INPUT FOR THIS TASK:
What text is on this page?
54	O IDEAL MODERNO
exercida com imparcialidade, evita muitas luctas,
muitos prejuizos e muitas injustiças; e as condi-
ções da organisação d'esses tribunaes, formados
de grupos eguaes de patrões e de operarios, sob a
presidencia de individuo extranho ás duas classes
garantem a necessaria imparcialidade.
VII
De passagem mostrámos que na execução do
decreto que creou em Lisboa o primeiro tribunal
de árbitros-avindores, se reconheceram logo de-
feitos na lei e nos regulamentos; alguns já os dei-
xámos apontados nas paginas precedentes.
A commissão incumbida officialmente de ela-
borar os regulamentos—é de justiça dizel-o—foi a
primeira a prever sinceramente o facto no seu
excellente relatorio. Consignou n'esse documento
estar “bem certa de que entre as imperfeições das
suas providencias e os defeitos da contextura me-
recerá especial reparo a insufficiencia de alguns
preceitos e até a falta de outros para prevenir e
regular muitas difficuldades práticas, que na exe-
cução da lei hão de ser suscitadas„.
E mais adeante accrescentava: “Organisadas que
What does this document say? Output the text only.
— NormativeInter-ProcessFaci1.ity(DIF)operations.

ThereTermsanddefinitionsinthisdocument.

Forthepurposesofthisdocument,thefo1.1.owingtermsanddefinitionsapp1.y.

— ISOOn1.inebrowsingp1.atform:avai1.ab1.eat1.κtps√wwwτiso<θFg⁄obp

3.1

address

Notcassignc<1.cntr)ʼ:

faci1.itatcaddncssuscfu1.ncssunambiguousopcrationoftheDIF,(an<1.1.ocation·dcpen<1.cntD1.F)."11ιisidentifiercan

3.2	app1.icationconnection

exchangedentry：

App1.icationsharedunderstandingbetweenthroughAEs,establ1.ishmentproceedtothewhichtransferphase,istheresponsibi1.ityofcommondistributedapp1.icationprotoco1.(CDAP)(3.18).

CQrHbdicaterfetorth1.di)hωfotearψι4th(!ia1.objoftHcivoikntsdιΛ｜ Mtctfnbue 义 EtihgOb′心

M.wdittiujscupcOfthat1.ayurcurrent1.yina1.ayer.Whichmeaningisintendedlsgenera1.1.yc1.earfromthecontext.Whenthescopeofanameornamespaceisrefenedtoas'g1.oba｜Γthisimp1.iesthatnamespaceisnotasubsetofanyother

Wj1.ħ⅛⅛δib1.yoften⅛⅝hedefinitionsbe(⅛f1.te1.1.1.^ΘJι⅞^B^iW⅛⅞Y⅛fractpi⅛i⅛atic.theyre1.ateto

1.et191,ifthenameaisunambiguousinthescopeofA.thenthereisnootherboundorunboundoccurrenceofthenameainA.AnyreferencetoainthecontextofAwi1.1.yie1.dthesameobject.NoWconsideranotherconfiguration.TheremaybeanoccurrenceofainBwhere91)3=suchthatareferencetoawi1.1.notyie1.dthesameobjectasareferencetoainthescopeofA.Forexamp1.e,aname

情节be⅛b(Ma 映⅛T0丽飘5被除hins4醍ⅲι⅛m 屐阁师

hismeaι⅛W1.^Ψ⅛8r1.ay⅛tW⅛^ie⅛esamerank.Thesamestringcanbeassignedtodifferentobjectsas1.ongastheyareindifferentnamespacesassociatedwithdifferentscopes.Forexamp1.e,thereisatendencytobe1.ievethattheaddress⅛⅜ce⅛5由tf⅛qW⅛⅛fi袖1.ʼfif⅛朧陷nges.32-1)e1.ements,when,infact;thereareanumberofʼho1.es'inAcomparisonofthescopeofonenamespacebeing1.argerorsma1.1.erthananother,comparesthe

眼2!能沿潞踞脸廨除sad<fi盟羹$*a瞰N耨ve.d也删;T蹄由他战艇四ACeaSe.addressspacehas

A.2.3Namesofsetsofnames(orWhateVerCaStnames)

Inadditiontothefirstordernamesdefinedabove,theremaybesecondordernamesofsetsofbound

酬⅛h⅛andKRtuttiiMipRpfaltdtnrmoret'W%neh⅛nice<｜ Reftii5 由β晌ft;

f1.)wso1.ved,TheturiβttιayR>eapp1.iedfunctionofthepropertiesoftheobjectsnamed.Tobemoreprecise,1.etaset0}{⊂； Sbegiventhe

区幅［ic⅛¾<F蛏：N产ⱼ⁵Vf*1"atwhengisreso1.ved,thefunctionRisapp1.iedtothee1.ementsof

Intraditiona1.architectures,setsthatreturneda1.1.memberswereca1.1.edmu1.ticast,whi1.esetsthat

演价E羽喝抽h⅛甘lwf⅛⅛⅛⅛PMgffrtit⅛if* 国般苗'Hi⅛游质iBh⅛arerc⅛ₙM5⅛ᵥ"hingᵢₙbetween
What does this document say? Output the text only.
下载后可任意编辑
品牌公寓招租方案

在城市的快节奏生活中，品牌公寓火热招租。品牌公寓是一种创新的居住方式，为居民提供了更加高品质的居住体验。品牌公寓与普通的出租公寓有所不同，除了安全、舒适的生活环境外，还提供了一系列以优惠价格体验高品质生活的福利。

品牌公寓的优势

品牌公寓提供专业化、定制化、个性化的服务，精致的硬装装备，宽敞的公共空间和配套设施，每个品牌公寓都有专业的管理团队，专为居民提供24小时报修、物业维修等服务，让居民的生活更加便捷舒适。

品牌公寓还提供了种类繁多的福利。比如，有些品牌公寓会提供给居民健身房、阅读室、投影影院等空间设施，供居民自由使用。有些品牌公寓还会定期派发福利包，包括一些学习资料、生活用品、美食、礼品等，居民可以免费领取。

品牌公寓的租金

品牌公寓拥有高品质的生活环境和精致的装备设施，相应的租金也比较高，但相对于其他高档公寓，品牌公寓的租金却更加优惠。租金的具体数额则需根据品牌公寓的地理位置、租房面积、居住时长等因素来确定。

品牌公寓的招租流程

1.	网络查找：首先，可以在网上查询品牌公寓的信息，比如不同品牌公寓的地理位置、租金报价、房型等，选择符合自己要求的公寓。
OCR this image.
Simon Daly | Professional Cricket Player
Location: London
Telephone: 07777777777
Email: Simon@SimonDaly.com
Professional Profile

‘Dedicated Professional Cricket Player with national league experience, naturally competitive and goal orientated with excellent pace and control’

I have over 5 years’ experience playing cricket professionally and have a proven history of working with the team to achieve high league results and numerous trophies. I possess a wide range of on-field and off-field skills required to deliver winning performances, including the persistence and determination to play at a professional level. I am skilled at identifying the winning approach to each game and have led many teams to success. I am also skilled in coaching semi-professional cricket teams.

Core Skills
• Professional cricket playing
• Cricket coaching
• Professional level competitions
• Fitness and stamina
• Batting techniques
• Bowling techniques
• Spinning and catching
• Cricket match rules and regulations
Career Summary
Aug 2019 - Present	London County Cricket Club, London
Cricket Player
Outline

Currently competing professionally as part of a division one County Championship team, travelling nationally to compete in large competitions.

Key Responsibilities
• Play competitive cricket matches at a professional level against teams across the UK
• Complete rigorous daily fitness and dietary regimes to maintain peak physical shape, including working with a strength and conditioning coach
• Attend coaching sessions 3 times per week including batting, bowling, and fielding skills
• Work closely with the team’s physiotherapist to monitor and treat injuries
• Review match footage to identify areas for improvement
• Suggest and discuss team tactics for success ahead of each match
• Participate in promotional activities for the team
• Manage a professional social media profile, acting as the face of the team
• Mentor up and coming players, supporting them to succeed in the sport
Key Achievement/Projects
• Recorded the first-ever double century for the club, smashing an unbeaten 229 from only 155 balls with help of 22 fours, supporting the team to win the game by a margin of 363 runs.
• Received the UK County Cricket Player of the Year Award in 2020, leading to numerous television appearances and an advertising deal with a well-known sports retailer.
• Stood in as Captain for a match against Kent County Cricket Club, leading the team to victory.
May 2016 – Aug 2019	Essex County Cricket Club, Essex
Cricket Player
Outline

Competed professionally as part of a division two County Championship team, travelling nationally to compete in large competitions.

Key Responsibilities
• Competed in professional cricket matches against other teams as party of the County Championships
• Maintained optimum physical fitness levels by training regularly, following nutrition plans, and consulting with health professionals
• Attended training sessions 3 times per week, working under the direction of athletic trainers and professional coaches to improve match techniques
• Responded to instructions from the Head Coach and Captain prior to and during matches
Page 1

DIRECTION:
Count the lines in the records above that contain the word "against", and give only that number.

RESULT OF THIS TASK:
3